Look through the data below. Pick out the lines holding the string "intercept".

### Excerpts from a figure dataset
+ + + + + + +

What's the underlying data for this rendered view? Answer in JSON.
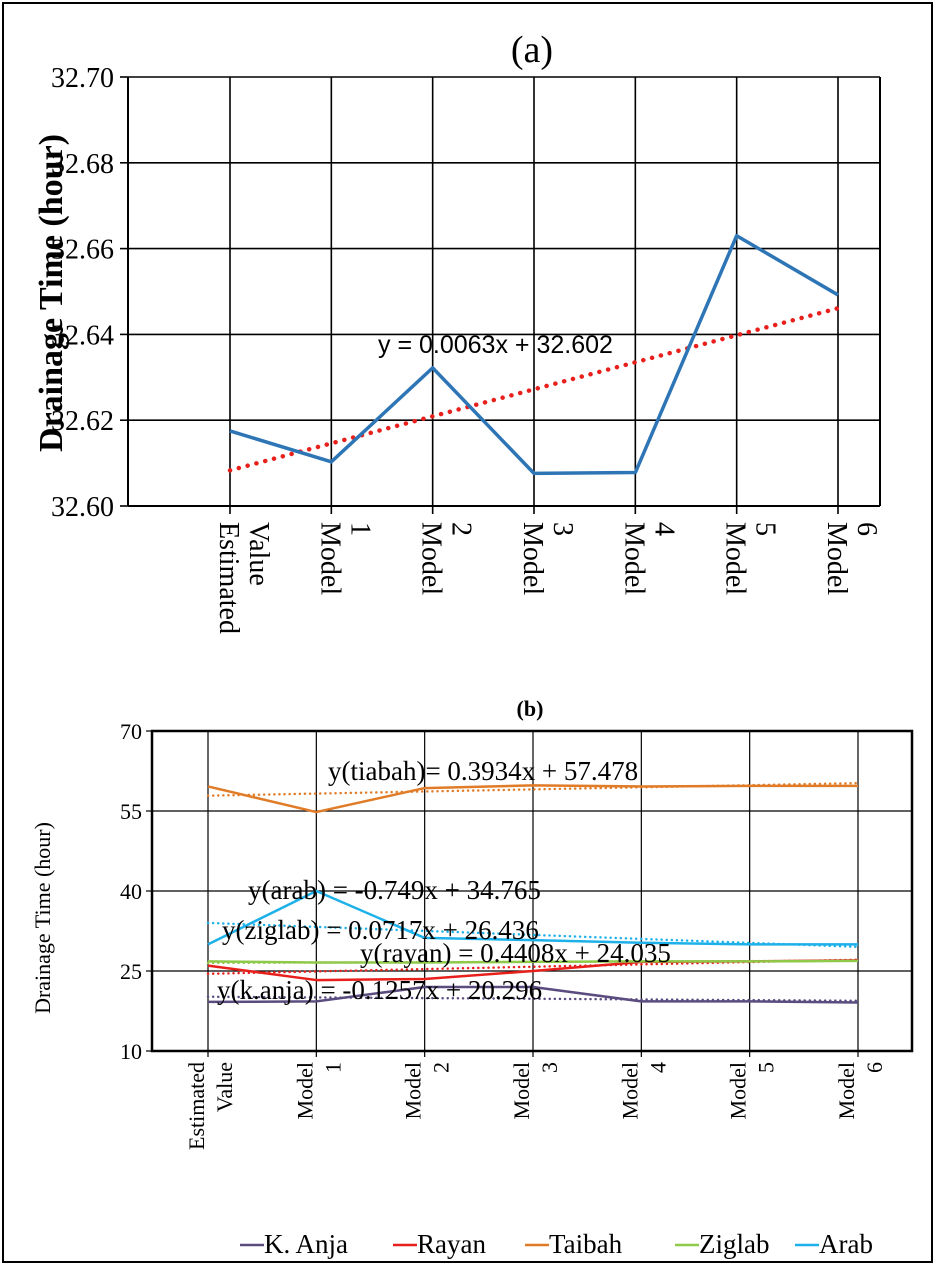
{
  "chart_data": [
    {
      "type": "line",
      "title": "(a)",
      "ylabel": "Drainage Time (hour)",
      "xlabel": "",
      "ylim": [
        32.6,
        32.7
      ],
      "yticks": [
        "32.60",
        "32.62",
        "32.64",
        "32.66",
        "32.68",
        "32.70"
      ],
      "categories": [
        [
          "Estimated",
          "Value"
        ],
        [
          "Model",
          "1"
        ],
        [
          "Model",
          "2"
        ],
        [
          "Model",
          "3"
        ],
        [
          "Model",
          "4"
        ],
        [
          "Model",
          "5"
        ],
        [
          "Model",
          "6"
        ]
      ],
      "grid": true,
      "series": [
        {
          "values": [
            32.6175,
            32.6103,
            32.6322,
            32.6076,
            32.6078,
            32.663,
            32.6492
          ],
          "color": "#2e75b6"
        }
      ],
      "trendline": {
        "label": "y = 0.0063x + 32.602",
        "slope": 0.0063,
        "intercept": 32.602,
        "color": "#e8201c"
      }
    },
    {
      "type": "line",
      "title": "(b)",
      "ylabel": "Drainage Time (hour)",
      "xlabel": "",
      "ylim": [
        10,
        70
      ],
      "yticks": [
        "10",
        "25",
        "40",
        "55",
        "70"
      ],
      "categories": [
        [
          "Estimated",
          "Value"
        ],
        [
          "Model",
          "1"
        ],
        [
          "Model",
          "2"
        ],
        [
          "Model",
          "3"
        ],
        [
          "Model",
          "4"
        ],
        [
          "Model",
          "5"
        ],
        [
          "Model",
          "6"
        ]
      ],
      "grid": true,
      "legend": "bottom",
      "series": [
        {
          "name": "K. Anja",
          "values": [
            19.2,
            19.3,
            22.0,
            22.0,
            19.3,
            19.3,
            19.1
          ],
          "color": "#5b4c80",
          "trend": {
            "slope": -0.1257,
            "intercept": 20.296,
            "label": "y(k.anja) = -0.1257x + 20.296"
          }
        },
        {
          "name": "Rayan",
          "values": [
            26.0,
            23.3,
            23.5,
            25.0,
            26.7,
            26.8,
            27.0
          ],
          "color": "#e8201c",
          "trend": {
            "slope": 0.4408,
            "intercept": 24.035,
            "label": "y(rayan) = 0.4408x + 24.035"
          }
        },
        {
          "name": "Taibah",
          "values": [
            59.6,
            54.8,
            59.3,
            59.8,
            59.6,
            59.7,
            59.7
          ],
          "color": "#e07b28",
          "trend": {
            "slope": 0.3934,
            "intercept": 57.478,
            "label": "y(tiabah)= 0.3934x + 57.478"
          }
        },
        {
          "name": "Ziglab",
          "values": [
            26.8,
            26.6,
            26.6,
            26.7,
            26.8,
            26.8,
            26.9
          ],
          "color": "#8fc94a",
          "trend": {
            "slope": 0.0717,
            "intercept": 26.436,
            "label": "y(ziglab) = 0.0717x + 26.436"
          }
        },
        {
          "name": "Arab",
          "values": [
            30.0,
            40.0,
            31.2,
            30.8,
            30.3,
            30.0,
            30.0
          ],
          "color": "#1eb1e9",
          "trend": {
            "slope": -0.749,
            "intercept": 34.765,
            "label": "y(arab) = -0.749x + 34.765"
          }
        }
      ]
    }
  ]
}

+ + + + + + +

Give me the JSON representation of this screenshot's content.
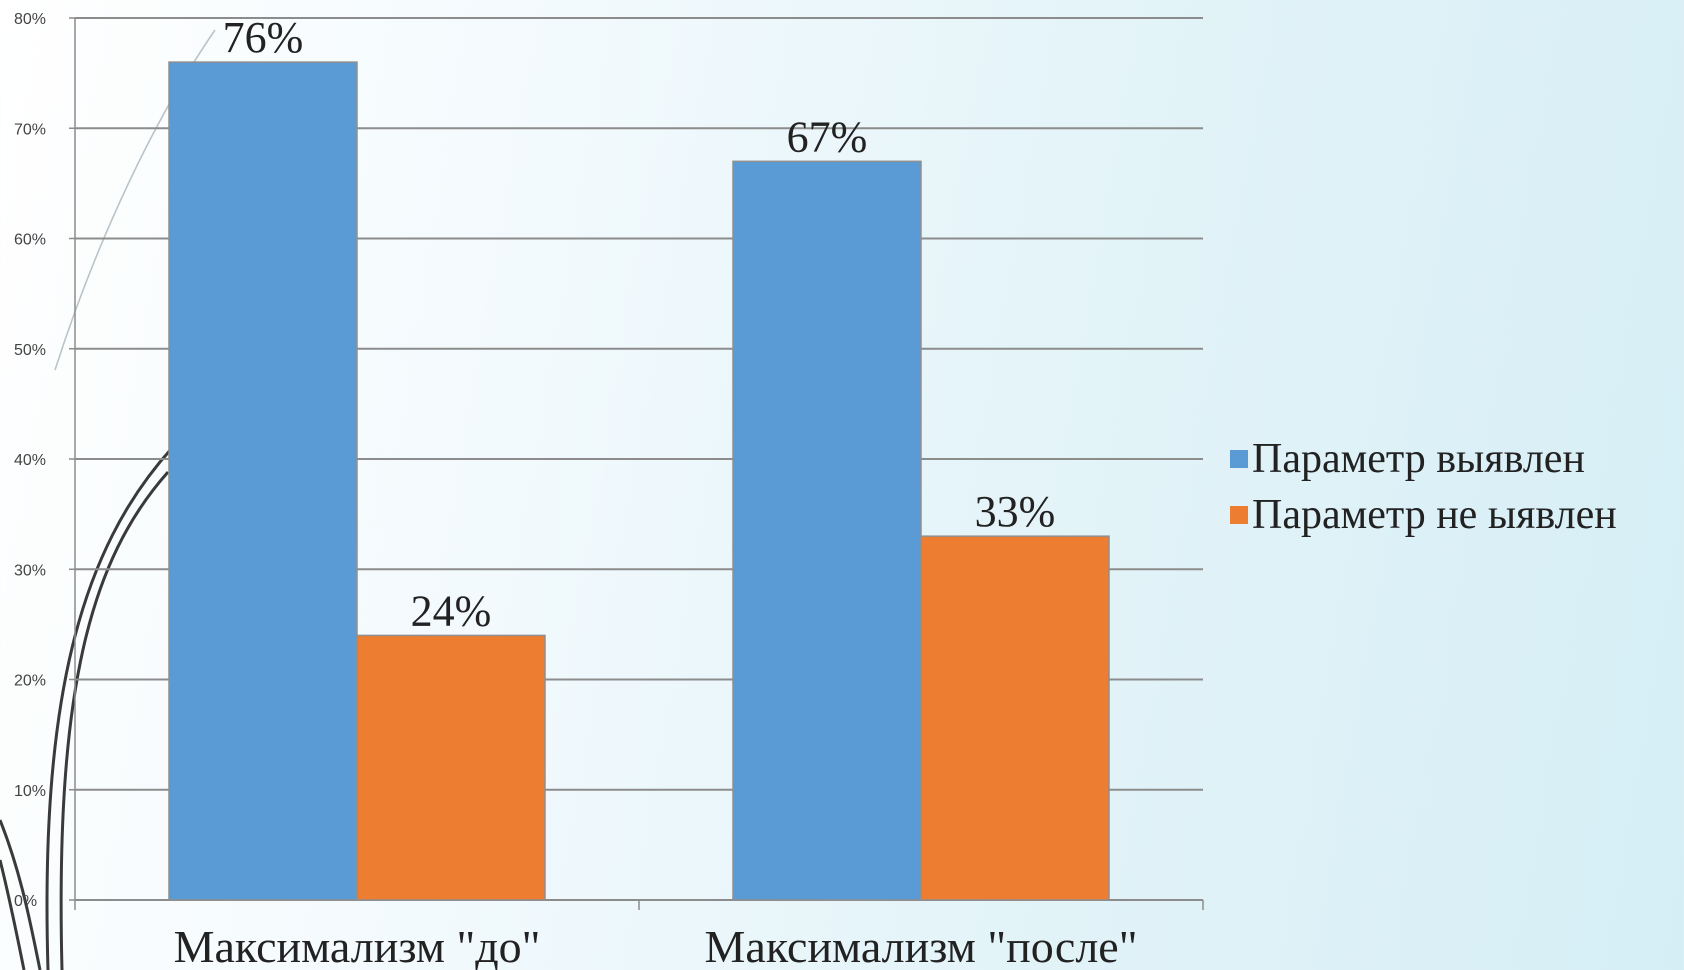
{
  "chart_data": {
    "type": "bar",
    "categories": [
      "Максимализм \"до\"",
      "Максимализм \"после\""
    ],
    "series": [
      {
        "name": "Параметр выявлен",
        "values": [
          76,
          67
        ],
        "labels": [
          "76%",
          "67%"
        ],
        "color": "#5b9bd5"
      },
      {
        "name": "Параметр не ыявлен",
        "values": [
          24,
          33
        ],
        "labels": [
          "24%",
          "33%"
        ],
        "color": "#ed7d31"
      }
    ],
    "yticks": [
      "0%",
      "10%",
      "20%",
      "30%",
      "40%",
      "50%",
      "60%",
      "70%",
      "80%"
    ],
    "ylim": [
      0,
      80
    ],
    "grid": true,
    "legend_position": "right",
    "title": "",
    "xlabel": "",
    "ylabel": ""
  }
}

+ + + + + + +

### Output for this exercise
        "intercept": 32.602,
            "intercept": 20.296,
            "intercept": 24.035,
            "intercept": 57.478,
            "intercept": 26.436,
            "intercept": 34.765,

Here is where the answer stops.